(Source records)
# # # # # # #
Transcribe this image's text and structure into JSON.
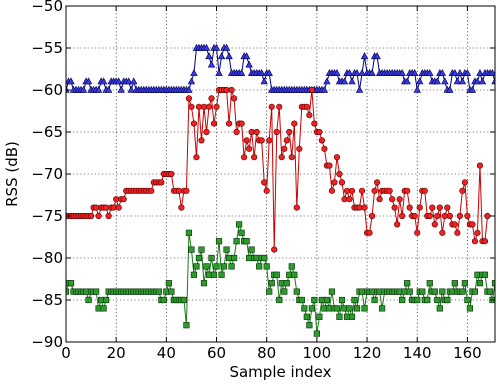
{
  "chart_data": {
    "type": "line",
    "title": "",
    "xlabel": "Sample index",
    "ylabel": "RSS (dB)",
    "xlim": [
      0,
      171
    ],
    "ylim": [
      -90,
      -50
    ],
    "xticks": [
      0,
      20,
      40,
      60,
      80,
      100,
      120,
      140,
      160
    ],
    "yticks": [
      -90,
      -85,
      -80,
      -75,
      -70,
      -65,
      -60,
      -55,
      -50
    ],
    "grid": true,
    "legend": "none",
    "series": [
      {
        "color": "#00008b",
        "marker": "triangle",
        "values": [
          -60,
          -59,
          -59,
          -60,
          -60,
          -60,
          -60,
          -60,
          -59,
          -59,
          -60,
          -60,
          -60,
          -60,
          -59,
          -59,
          -60,
          -60,
          -59,
          -59,
          -59,
          -59,
          -60,
          -59,
          -59,
          -59,
          -60,
          -59,
          -60,
          -60,
          -60,
          -60,
          -60,
          -60,
          -60,
          -60,
          -60,
          -60,
          -60,
          -60,
          -60,
          -60,
          -60,
          -60,
          -60,
          -60,
          -60,
          -60,
          -60,
          -60,
          -59,
          -58,
          -55,
          -55,
          -55,
          -55,
          -55,
          -56,
          -57,
          -55,
          -55,
          -58,
          -56,
          -55,
          -55,
          -56,
          -58,
          -58,
          -58,
          -58,
          -58,
          -56,
          -56,
          -57,
          -58,
          -58,
          -58,
          -58,
          -58,
          -59,
          -58,
          -58,
          -60,
          -60,
          -60,
          -60,
          -60,
          -60,
          -60,
          -60,
          -60,
          -60,
          -60,
          -60,
          -60,
          -60,
          -60,
          -60,
          -60,
          -60,
          -60,
          -60,
          -60,
          -60,
          -59,
          -58,
          -58,
          -58,
          -58,
          -59,
          -59,
          -59,
          -58,
          -58,
          -59,
          -58,
          -58,
          -60,
          -58,
          -56,
          -58,
          -58,
          -58,
          -56,
          -56,
          -58,
          -58,
          -58,
          -58,
          -58,
          -58,
          -58,
          -58,
          -58,
          -58,
          -59,
          -59,
          -58,
          -58,
          -58,
          -60,
          -59,
          -58,
          -58,
          -58,
          -58,
          -59,
          -59,
          -59,
          -58,
          -58,
          -59,
          -60,
          -60,
          -58,
          -58,
          -59,
          -58,
          -59,
          -58,
          -58,
          -60,
          -60,
          -59,
          -59,
          -58,
          -59,
          -58,
          -58,
          -58,
          -58,
          -59,
          -59
        ]
      },
      {
        "color": "#cc0000",
        "marker": "circle",
        "values": [
          -75,
          -75,
          -75,
          -75,
          -75,
          -75,
          -75,
          -75,
          -75,
          -75,
          -75,
          -74,
          -74,
          -75,
          -74,
          -74,
          -74,
          -75,
          -74,
          -74,
          -73,
          -74,
          -73,
          -73,
          -72,
          -72,
          -72,
          -72,
          -72,
          -72,
          -72,
          -72,
          -72,
          -72,
          -72,
          -71,
          -71,
          -71,
          -71,
          -70,
          -70,
          -70,
          -70,
          -72,
          -72,
          -72,
          -74,
          -72,
          -72,
          -61,
          -62,
          -64,
          -68,
          -62,
          -66,
          -62,
          -65,
          -62,
          -61,
          -64,
          -62,
          -60,
          -60,
          -60,
          -60,
          -64,
          -60,
          -61,
          -65,
          -64,
          -64,
          -68,
          -66,
          -67,
          -65,
          -68,
          -65,
          -66,
          -66,
          -71,
          -72,
          -66,
          -62,
          -79,
          -65,
          -62,
          -68,
          -67,
          -66,
          -65,
          -68,
          -64,
          -74,
          -67,
          -62,
          -62,
          -62,
          -63,
          -60,
          -64,
          -65,
          -65,
          -66,
          -67,
          -69,
          -69,
          -72,
          -71,
          -68,
          -70,
          -71,
          -73,
          -72,
          -73,
          -72,
          -74,
          -74,
          -74,
          -72,
          -74,
          -77,
          -77,
          -75,
          -72,
          -71,
          -73,
          -72,
          -72,
          -72,
          -72,
          -73,
          -74,
          -76,
          -73,
          -75,
          -72,
          -72,
          -74,
          -75,
          -75,
          -77,
          -74,
          -72,
          -72,
          -75,
          -75,
          -74,
          -76,
          -75,
          -74,
          -77,
          -75,
          -74,
          -75,
          -76,
          -76,
          -77,
          -75,
          -72,
          -71,
          -75,
          -76,
          -76,
          -78,
          -77,
          -69,
          -78,
          -78,
          -75
        ]
      },
      {
        "color": "#1a7a1a",
        "marker": "square",
        "values": [
          -84,
          -83,
          -83,
          -84,
          -84,
          -84,
          -84,
          -84,
          -84,
          -85,
          -84,
          -84,
          -84,
          -86,
          -85,
          -86,
          -85,
          -84,
          -84,
          -84,
          -84,
          -84,
          -84,
          -84,
          -84,
          -84,
          -84,
          -84,
          -84,
          -84,
          -84,
          -84,
          -84,
          -84,
          -84,
          -84,
          -84,
          -84,
          -85,
          -85,
          -84,
          -83,
          -84,
          -85,
          -85,
          -85,
          -85,
          -85,
          -88,
          -77,
          -79,
          -82,
          -81,
          -80,
          -79,
          -83,
          -81,
          -82,
          -80,
          -82,
          -81,
          -78,
          -82,
          -81,
          -79,
          -80,
          -81,
          -80,
          -78,
          -76,
          -77,
          -78,
          -78,
          -80,
          -79,
          -80,
          -80,
          -81,
          -80,
          -80,
          -81,
          -84,
          -83,
          -82,
          -82,
          -85,
          -83,
          -84,
          -83,
          -82,
          -81,
          -82,
          -84,
          -85,
          -85,
          -86,
          -87,
          -88,
          -86,
          -85,
          -89,
          -87,
          -85,
          -86,
          -85,
          -86,
          -84,
          -86,
          -86,
          -87,
          -85,
          -86,
          -87,
          -86,
          -87,
          -85,
          -86,
          -84,
          -84,
          -86,
          -84,
          -84,
          -84,
          -85,
          -84,
          -84,
          -86,
          -84,
          -84,
          -84,
          -84,
          -84,
          -84,
          -84,
          -85,
          -84,
          -83,
          -84,
          -85,
          -85,
          -85,
          -84,
          -84,
          -85,
          -85,
          -83,
          -84,
          -84,
          -85,
          -86,
          -84,
          -85,
          -85,
          -84,
          -84,
          -83,
          -84,
          -84,
          -84,
          -83,
          -85,
          -86,
          -84,
          -84,
          -82,
          -83,
          -82,
          -82,
          -84,
          -84,
          -85,
          -83
        ]
      }
    ]
  }
}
# # # # # # #
Make an exact copy of the whole listing, but don't bring over any pictures.

* Answer:
Transcribe this image's text and structure into JSON.
{
  "chart_data": {
    "type": "line",
    "title": "",
    "xlabel": "Sample index",
    "ylabel": "RSS (dB)",
    "xlim": [
      0,
      171
    ],
    "ylim": [
      -90,
      -50
    ],
    "xticks": [
      0,
      20,
      40,
      60,
      80,
      100,
      120,
      140,
      160
    ],
    "yticks": [
      -90,
      -85,
      -80,
      -75,
      -70,
      -65,
      -60,
      -55,
      -50
    ],
    "grid": true,
    "legend": "none",
    "series": [
      {
        "color": "#00008b",
        "marker": "triangle",
        "values": [
          -60,
          -59,
          -59,
          -60,
          -60,
          -60,
          -60,
          -60,
          -59,
          -59,
          -60,
          -60,
          -60,
          -60,
          -59,
          -59,
          -60,
          -60,
          -59,
          -59,
          -59,
          -59,
          -60,
          -59,
          -59,
          -59,
          -60,
          -59,
          -60,
          -60,
          -60,
          -60,
          -60,
          -60,
          -60,
          -60,
          -60,
          -60,
          -60,
          -60,
          -60,
          -60,
          -60,
          -60,
          -60,
          -60,
          -60,
          -60,
          -60,
          -60,
          -59,
          -58,
          -55,
          -55,
          -55,
          -55,
          -55,
          -56,
          -57,
          -55,
          -55,
          -58,
          -56,
          -55,
          -55,
          -56,
          -58,
          -58,
          -58,
          -58,
          -58,
          -56,
          -56,
          -57,
          -58,
          -58,
          -58,
          -58,
          -58,
          -59,
          -58,
          -58,
          -60,
          -60,
          -60,
          -60,
          -60,
          -60,
          -60,
          -60,
          -60,
          -60,
          -60,
          -60,
          -60,
          -60,
          -60,
          -60,
          -60,
          -60,
          -60,
          -60,
          -60,
          -60,
          -59,
          -58,
          -58,
          -58,
          -58,
          -59,
          -59,
          -59,
          -58,
          -58,
          -59,
          -58,
          -58,
          -60,
          -58,
          -56,
          -58,
          -58,
          -58,
          -56,
          -56,
          -58,
          -58,
          -58,
          -58,
          -58,
          -58,
          -58,
          -58,
          -58,
          -58,
          -59,
          -59,
          -58,
          -58,
          -58,
          -60,
          -59,
          -58,
          -58,
          -58,
          -58,
          -59,
          -59,
          -59,
          -58,
          -58,
          -59,
          -60,
          -60,
          -58,
          -58,
          -59,
          -58,
          -59,
          -58,
          -58,
          -60,
          -60,
          -59,
          -59,
          -58,
          -59,
          -58,
          -58,
          -58,
          -58,
          -59,
          -59
        ]
      },
      {
        "color": "#cc0000",
        "marker": "circle",
        "values": [
          -75,
          -75,
          -75,
          -75,
          -75,
          -75,
          -75,
          -75,
          -75,
          -75,
          -75,
          -74,
          -74,
          -75,
          -74,
          -74,
          -74,
          -75,
          -74,
          -74,
          -73,
          -74,
          -73,
          -73,
          -72,
          -72,
          -72,
          -72,
          -72,
          -72,
          -72,
          -72,
          -72,
          -72,
          -72,
          -71,
          -71,
          -71,
          -71,
          -70,
          -70,
          -70,
          -70,
          -72,
          -72,
          -72,
          -74,
          -72,
          -72,
          -61,
          -62,
          -64,
          -68,
          -62,
          -66,
          -62,
          -65,
          -62,
          -61,
          -64,
          -62,
          -60,
          -60,
          -60,
          -60,
          -64,
          -60,
          -61,
          -65,
          -64,
          -64,
          -68,
          -66,
          -67,
          -65,
          -68,
          -65,
          -66,
          -66,
          -71,
          -72,
          -66,
          -62,
          -79,
          -65,
          -62,
          -68,
          -67,
          -66,
          -65,
          -68,
          -64,
          -74,
          -67,
          -62,
          -62,
          -62,
          -63,
          -60,
          -64,
          -65,
          -65,
          -66,
          -67,
          -69,
          -69,
          -72,
          -71,
          -68,
          -70,
          -71,
          -73,
          -72,
          -73,
          -72,
          -74,
          -74,
          -74,
          -72,
          -74,
          -77,
          -77,
          -75,
          -72,
          -71,
          -73,
          -72,
          -72,
          -72,
          -72,
          -73,
          -74,
          -76,
          -73,
          -75,
          -72,
          -72,
          -74,
          -75,
          -75,
          -77,
          -74,
          -72,
          -72,
          -75,
          -75,
          -74,
          -76,
          -75,
          -74,
          -77,
          -75,
          -74,
          -75,
          -76,
          -76,
          -77,
          -75,
          -72,
          -71,
          -75,
          -76,
          -76,
          -78,
          -77,
          -69,
          -78,
          -78,
          -75
        ]
      },
      {
        "color": "#1a7a1a",
        "marker": "square",
        "values": [
          -84,
          -83,
          -83,
          -84,
          -84,
          -84,
          -84,
          -84,
          -84,
          -85,
          -84,
          -84,
          -84,
          -86,
          -85,
          -86,
          -85,
          -84,
          -84,
          -84,
          -84,
          -84,
          -84,
          -84,
          -84,
          -84,
          -84,
          -84,
          -84,
          -84,
          -84,
          -84,
          -84,
          -84,
          -84,
          -84,
          -84,
          -84,
          -85,
          -85,
          -84,
          -83,
          -84,
          -85,
          -85,
          -85,
          -85,
          -85,
          -88,
          -77,
          -79,
          -82,
          -81,
          -80,
          -79,
          -83,
          -81,
          -82,
          -80,
          -82,
          -81,
          -78,
          -82,
          -81,
          -79,
          -80,
          -81,
          -80,
          -78,
          -76,
          -77,
          -78,
          -78,
          -80,
          -79,
          -80,
          -80,
          -81,
          -80,
          -80,
          -81,
          -84,
          -83,
          -82,
          -82,
          -85,
          -83,
          -84,
          -83,
          -82,
          -81,
          -82,
          -84,
          -85,
          -85,
          -86,
          -87,
          -88,
          -86,
          -85,
          -89,
          -87,
          -85,
          -86,
          -85,
          -86,
          -84,
          -86,
          -86,
          -87,
          -85,
          -86,
          -87,
          -86,
          -87,
          -85,
          -86,
          -84,
          -84,
          -86,
          -84,
          -84,
          -84,
          -85,
          -84,
          -84,
          -86,
          -84,
          -84,
          -84,
          -84,
          -84,
          -84,
          -84,
          -85,
          -84,
          -83,
          -84,
          -85,
          -85,
          -85,
          -84,
          -84,
          -85,
          -85,
          -83,
          -84,
          -84,
          -85,
          -86,
          -84,
          -85,
          -85,
          -84,
          -84,
          -83,
          -84,
          -84,
          -84,
          -83,
          -85,
          -86,
          -84,
          -84,
          -82,
          -83,
          -82,
          -82,
          -84,
          -84,
          -85,
          -83
        ]
      }
    ]
  }
}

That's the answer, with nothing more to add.